- OBJECTIVE: Return the data exactly, with all pictures removed.

- Data records:
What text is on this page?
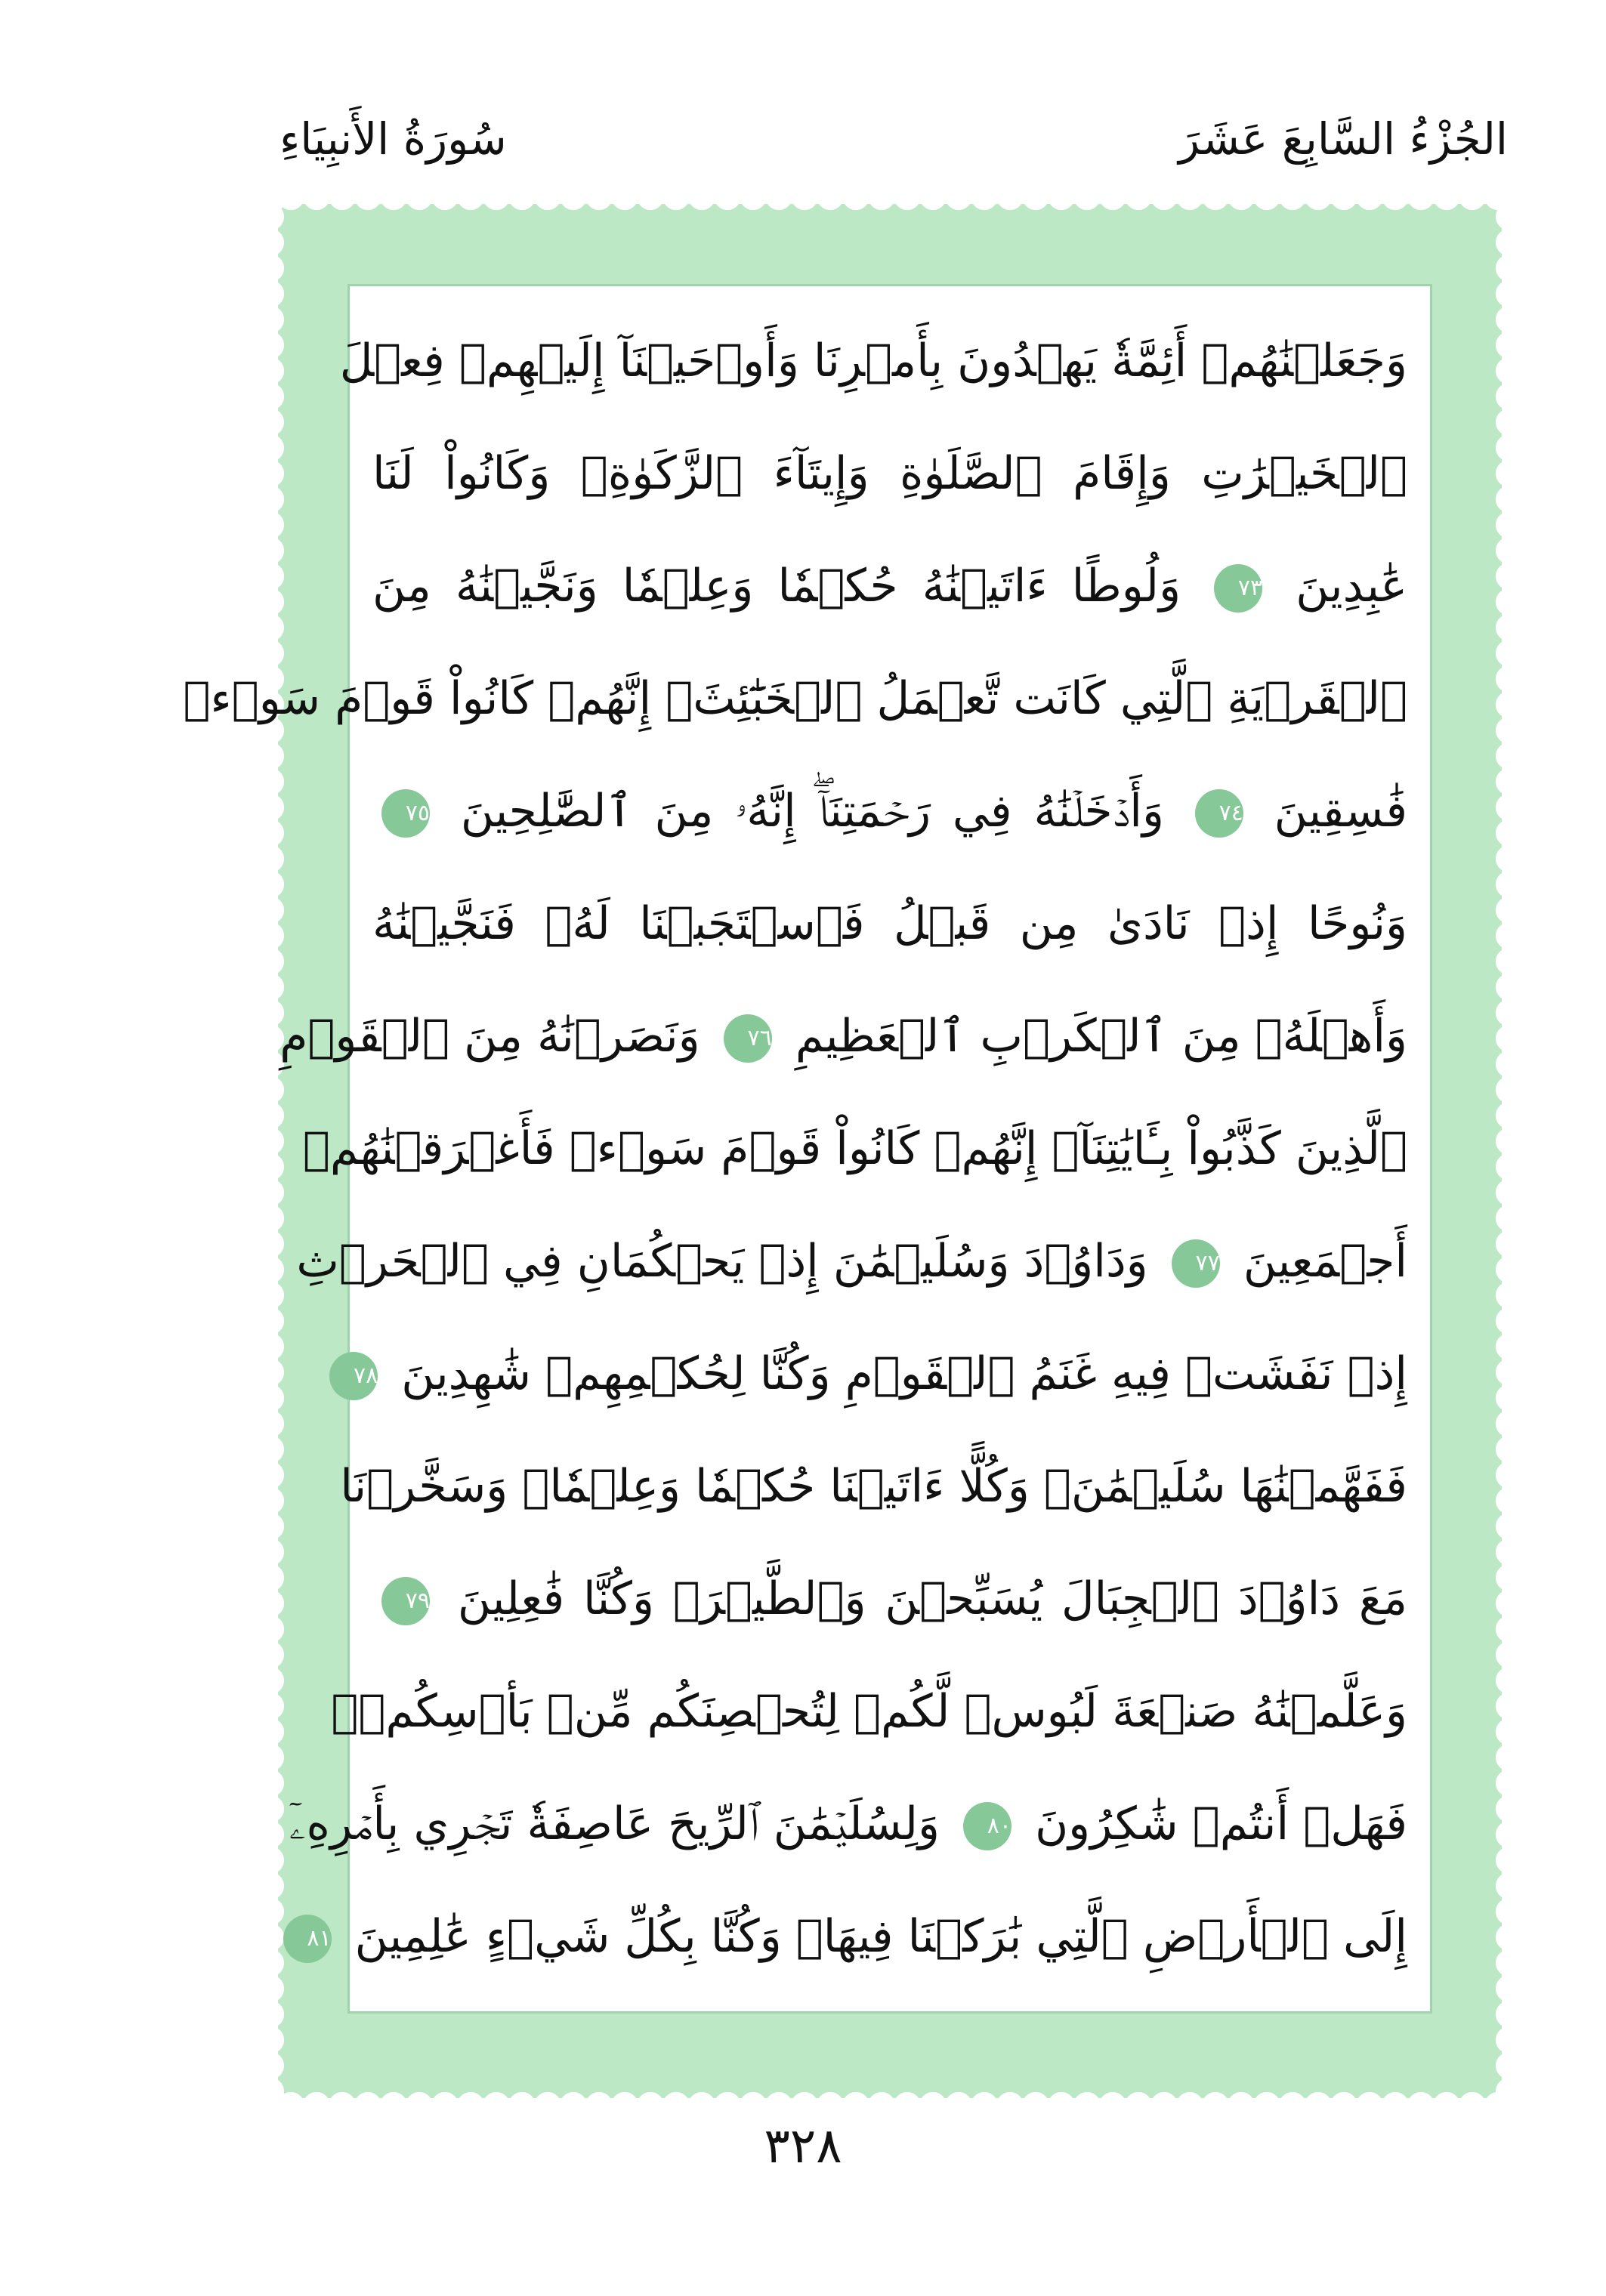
الجُزْءُ السَّابِعَ عَشَرَ
سُورَةُ الأَنبِيَاءِ
وَجَعَلۡنَٰهُمۡ أَئِمَّةٗ يَهۡدُونَ بِأَمۡرِنَا وَأَوۡحَيۡنَآ إِلَيۡهِمۡ فِعۡلَ
ٱلۡخَيۡرَٰتِ وَإِقَامَ ٱلصَّلَوٰةِ وَإِيتَآءَ ٱلزَّكَوٰةِۖ وَكَانُواْ لَنَا
عَٰبِدِينَ ٧٣ وَلُوطًا ءَاتَيۡنَٰهُ حُكۡمٗا وَعِلۡمٗا وَنَجَّيۡنَٰهُ مِنَ
ٱلۡقَرۡيَةِ ٱلَّتِي كَانَت تَّعۡمَلُ ٱلۡخَبَٰٓئِثَۚ إِنَّهُمۡ كَانُواْ قَوۡمَ سَوۡءٖ
فَٰسِقِينَ ٧٤ وَأَدۡخَلۡنَٰهُ فِي رَحۡمَتِنَآۖ إِنَّهُۥ مِنَ ٱلصَّٰلِحِينَ ٧٥
وَنُوحًا إِذۡ نَادَىٰ مِن قَبۡلُ فَٱسۡتَجَبۡنَا لَهُۥ فَنَجَّيۡنَٰهُ
وَأَهۡلَهُۥ مِنَ ٱلۡكَرۡبِ ٱلۡعَظِيمِ ٧٦ وَنَصَرۡنَٰهُ مِنَ ٱلۡقَوۡمِ
ٱلَّذِينَ كَذَّبُواْ بِـَٔايَٰتِنَآۚ إِنَّهُمۡ كَانُواْ قَوۡمَ سَوۡءٖ فَأَغۡرَقۡنَٰهُمۡ
أَجۡمَعِينَ ٧٧ وَدَاوُۥدَ وَسُلَيۡمَٰنَ إِذۡ يَحۡكُمَانِ فِي ٱلۡحَرۡثِ
إِذۡ نَفَشَتۡ فِيهِ غَنَمُ ٱلۡقَوۡمِ وَكُنَّا لِحُكۡمِهِمۡ شَٰهِدِينَ ٧٨
فَفَهَّمۡنَٰهَا سُلَيۡمَٰنَۚ وَكُلًّا ءَاتَيۡنَا حُكۡمٗا وَعِلۡمٗاۚ وَسَخَّرۡنَا
مَعَ دَاوُۥدَ ٱلۡجِبَالَ يُسَبِّحۡنَ وَٱلطَّيۡرَۚ وَكُنَّا فَٰعِلِينَ ٧٩
وَعَلَّمۡنَٰهُ صَنۡعَةَ لَبُوسٖ لَّكُمۡ لِتُحۡصِنَكُم مِّنۢ بَأۡسِكُمۡۖ
فَهَلۡ أَنتُمۡ شَٰكِرُونَ ٨٠ وَلِسُلَيۡمَٰنَ ٱلرِّيحَ عَاصِفَةٗ تَجۡرِي بِأَمۡرِهِۦٓ
إِلَى ٱلۡأَرۡضِ ٱلَّتِي بَٰرَكۡنَا فِيهَاۚ وَكُنَّا بِكُلِّ شَيۡءٍ عَٰلِمِينَ ٨١
٣٢٨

- COMPLETE OUTPUT:
What text is on this page?
الجُزْءُ السَّابِعَ عَشَرَ
سُورَةُ الأَنبِيَاءِ
وَجَعَلۡنَٰهُمۡ أَئِمَّةٗ يَهۡدُونَ بِأَمۡرِنَا وَأَوۡحَيۡنَآ إِلَيۡهِمۡ فِعۡلَ
ٱلۡخَيۡرَٰتِ وَإِقَامَ ٱلصَّلَوٰةِ وَإِيتَآءَ ٱلزَّكَوٰةِۖ وَكَانُواْ لَنَا
عَٰبِدِينَ ٧٣ وَلُوطًا ءَاتَيۡنَٰهُ حُكۡمٗا وَعِلۡمٗا وَنَجَّيۡنَٰهُ مِنَ
ٱلۡقَرۡيَةِ ٱلَّتِي كَانَت تَّعۡمَلُ ٱلۡخَبَٰٓئِثَۚ إِنَّهُمۡ كَانُواْ قَوۡمَ سَوۡءٖ
فَٰسِقِينَ ٧٤ وَأَدۡخَلۡنَٰهُ فِي رَحۡمَتِنَآۖ إِنَّهُۥ مِنَ ٱلصَّٰلِحِينَ ٧٥
وَنُوحًا إِذۡ نَادَىٰ مِن قَبۡلُ فَٱسۡتَجَبۡنَا لَهُۥ فَنَجَّيۡنَٰهُ
وَأَهۡلَهُۥ مِنَ ٱلۡكَرۡبِ ٱلۡعَظِيمِ ٧٦ وَنَصَرۡنَٰهُ مِنَ ٱلۡقَوۡمِ
ٱلَّذِينَ كَذَّبُواْ بِـَٔايَٰتِنَآۚ إِنَّهُمۡ كَانُواْ قَوۡمَ سَوۡءٖ فَأَغۡرَقۡنَٰهُمۡ
أَجۡمَعِينَ ٧٧ وَدَاوُۥدَ وَسُلَيۡمَٰنَ إِذۡ يَحۡكُمَانِ فِي ٱلۡحَرۡثِ
إِذۡ نَفَشَتۡ فِيهِ غَنَمُ ٱلۡقَوۡمِ وَكُنَّا لِحُكۡمِهِمۡ شَٰهِدِينَ ٧٨
فَفَهَّمۡنَٰهَا سُلَيۡمَٰنَۚ وَكُلًّا ءَاتَيۡنَا حُكۡمٗا وَعِلۡمٗاۚ وَسَخَّرۡنَا
مَعَ دَاوُۥدَ ٱلۡجِبَالَ يُسَبِّحۡنَ وَٱلطَّيۡرَۚ وَكُنَّا فَٰعِلِينَ ٧٩
وَعَلَّمۡنَٰهُ صَنۡعَةَ لَبُوسٖ لَّكُمۡ لِتُحۡصِنَكُم مِّنۢ بَأۡسِكُمۡۖ
فَهَلۡ أَنتُمۡ شَٰكِرُونَ ٨٠ وَلِسُلَيۡمَٰنَ ٱلرِّيحَ عَاصِفَةٗ تَجۡرِي بِأَمۡرِهِۦٓ
إِلَى ٱلۡأَرۡضِ ٱلَّتِي بَٰرَكۡنَا فِيهَاۚ وَكُنَّا بِكُلِّ شَيۡءٍ عَٰلِمِينَ ٨١
٣٢٨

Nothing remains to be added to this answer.